[Items listed in a dataset]
^^^^
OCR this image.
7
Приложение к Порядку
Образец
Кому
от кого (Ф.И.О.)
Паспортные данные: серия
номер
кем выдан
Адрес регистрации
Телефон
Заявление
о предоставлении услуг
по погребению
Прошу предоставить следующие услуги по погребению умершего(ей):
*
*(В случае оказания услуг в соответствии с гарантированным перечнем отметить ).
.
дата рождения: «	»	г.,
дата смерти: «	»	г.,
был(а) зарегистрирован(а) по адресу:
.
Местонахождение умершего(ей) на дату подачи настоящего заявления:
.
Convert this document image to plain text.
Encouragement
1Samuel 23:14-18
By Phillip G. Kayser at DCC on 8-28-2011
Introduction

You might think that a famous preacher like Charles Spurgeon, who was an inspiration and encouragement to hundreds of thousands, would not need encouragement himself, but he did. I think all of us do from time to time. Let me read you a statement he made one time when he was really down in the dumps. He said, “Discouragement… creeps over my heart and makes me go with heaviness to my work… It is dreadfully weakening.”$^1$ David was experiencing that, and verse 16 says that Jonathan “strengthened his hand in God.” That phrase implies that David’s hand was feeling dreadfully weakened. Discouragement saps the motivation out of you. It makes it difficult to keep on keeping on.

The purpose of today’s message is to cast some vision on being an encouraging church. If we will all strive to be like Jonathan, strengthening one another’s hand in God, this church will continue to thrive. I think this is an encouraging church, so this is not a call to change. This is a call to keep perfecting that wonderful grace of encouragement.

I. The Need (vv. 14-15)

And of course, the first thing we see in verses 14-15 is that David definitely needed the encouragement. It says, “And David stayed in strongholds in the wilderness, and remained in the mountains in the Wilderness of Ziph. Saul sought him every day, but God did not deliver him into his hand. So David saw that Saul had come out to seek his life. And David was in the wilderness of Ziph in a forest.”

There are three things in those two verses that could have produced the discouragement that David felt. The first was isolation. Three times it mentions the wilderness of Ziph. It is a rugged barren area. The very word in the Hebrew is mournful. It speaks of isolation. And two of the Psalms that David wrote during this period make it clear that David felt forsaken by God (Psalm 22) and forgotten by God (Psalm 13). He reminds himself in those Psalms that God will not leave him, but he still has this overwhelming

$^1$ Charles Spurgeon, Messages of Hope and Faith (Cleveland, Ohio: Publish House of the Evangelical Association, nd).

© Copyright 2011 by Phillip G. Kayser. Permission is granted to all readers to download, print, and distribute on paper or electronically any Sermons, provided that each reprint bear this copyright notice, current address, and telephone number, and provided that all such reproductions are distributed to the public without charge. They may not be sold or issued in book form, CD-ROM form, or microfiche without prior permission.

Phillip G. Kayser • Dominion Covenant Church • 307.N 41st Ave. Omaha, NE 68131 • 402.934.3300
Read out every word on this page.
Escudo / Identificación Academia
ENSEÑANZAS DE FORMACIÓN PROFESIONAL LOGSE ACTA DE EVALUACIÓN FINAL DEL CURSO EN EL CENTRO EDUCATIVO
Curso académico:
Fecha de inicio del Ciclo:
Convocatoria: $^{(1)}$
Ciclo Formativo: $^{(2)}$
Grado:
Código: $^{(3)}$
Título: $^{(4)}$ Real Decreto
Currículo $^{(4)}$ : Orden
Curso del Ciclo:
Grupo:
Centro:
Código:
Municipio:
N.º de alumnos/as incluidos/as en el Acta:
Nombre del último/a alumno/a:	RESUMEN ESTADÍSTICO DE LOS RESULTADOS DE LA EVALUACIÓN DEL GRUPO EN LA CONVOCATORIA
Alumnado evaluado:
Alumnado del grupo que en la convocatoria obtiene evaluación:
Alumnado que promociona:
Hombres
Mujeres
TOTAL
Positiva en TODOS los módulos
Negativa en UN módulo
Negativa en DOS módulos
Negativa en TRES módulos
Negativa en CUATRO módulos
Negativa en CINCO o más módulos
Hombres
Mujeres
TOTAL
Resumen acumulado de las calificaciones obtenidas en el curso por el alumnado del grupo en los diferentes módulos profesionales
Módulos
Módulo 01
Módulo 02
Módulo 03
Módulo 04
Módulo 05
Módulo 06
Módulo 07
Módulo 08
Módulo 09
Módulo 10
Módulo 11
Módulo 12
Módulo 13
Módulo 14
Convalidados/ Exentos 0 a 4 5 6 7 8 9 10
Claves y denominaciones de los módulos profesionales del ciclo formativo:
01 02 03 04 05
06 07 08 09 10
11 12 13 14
^^^^
▸ Short task:
Transcribe all entries exactly as they are given.

▸ Solved problem:
OCR this image.
7
Приложение к Порядку
Образец
Кому
от кого (Ф.И.О.)
Паспортные данные: серия
номер
кем выдан
Адрес регистрации
Телефон
Заявление
о предоставлении услуг
по погребению
Прошу предоставить следующие услуги по погребению умершего(ей):
*
*(В случае оказания услуг в соответствии с гарантированным перечнем отметить ).
.
дата рождения: «	»	г.,
дата смерти: «	»	г.,
был(а) зарегистрирован(а) по адресу:
.
Местонахождение умершего(ей) на дату подачи настоящего заявления:
.
Convert this document image to plain text.
Encouragement
1Samuel 23:14-18
By Phillip G. Kayser at DCC on 8-28-2011
Introduction

You might think that a famous preacher like Charles Spurgeon, who was an inspiration and encouragement to hundreds of thousands, would not need encouragement himself, but he did. I think all of us do from time to time. Let me read you a statement he made one time when he was really down in the dumps. He said, “Discouragement… creeps over my heart and makes me go with heaviness to my work… It is dreadfully weakening.”$^1$ David was experiencing that, and verse 16 says that Jonathan “strengthened his hand in God.” That phrase implies that David’s hand was feeling dreadfully weakened. Discouragement saps the motivation out of you. It makes it difficult to keep on keeping on.

The purpose of today’s message is to cast some vision on being an encouraging church. If we will all strive to be like Jonathan, strengthening one another’s hand in God, this church will continue to thrive. I think this is an encouraging church, so this is not a call to change. This is a call to keep perfecting that wonderful grace of encouragement.

I. The Need (vv. 14-15)

And of course, the first thing we see in verses 14-15 is that David definitely needed the encouragement. It says, “And David stayed in strongholds in the wilderness, and remained in the mountains in the Wilderness of Ziph. Saul sought him every day, but God did not deliver him into his hand. So David saw that Saul had come out to seek his life. And David was in the wilderness of Ziph in a forest.”

There are three things in those two verses that could have produced the discouragement that David felt. The first was isolation. Three times it mentions the wilderness of Ziph. It is a rugged barren area. The very word in the Hebrew is mournful. It speaks of isolation. And two of the Psalms that David wrote during this period make it clear that David felt forsaken by God (Psalm 22) and forgotten by God (Psalm 13). He reminds himself in those Psalms that God will not leave him, but he still has this overwhelming

$^1$ Charles Spurgeon, Messages of Hope and Faith (Cleveland, Ohio: Publish House of the Evangelical Association, nd).

© Copyright 2011 by Phillip G. Kayser. Permission is granted to all readers to download, print, and distribute on paper or electronically any Sermons, provided that each reprint bear this copyright notice, current address, and telephone number, and provided that all such reproductions are distributed to the public without charge. They may not be sold or issued in book form, CD-ROM form, or microfiche without prior permission.

Phillip G. Kayser • Dominion Covenant Church • 307.N 41st Ave. Omaha, NE 68131 • 402.934.3300
Read out every word on this page.
Escudo / Identificación Academia
ENSEÑANZAS DE FORMACIÓN PROFESIONAL LOGSE ACTA DE EVALUACIÓN FINAL DEL CURSO EN EL CENTRO EDUCATIVO
Curso académico:
Fecha de inicio del Ciclo:
Convocatoria: $^{(1)}$
Ciclo Formativo: $^{(2)}$
Grado:
Código: $^{(3)}$
Título: $^{(4)}$ Real Decreto
Currículo $^{(4)}$ : Orden
Curso del Ciclo:
Grupo:
Centro:
Código:
Municipio:
N.º de alumnos/as incluidos/as en el Acta:
Nombre del último/a alumno/a:	RESUMEN ESTADÍSTICO DE LOS RESULTADOS DE LA EVALUACIÓN DEL GRUPO EN LA CONVOCATORIA
Alumnado evaluado:
Alumnado del grupo que en la convocatoria obtiene evaluación:
Alumnado que promociona:
Hombres
Mujeres
TOTAL
Positiva en TODOS los módulos
Negativa en UN módulo
Negativa en DOS módulos
Negativa en TRES módulos
Negativa en CUATRO módulos
Negativa en CINCO o más módulos
Hombres
Mujeres
TOTAL
Resumen acumulado de las calificaciones obtenidas en el curso por el alumnado del grupo en los diferentes módulos profesionales
Módulos
Módulo 01
Módulo 02
Módulo 03
Módulo 04
Módulo 05
Módulo 06
Módulo 07
Módulo 08
Módulo 09
Módulo 10
Módulo 11
Módulo 12
Módulo 13
Módulo 14
Convalidados/ Exentos 0 a 4 5 6 7 8 9 10
Claves y denominaciones de los módulos profesionales del ciclo formativo:
01 02 03 04 05
06 07 08 09 10
11 12 13 14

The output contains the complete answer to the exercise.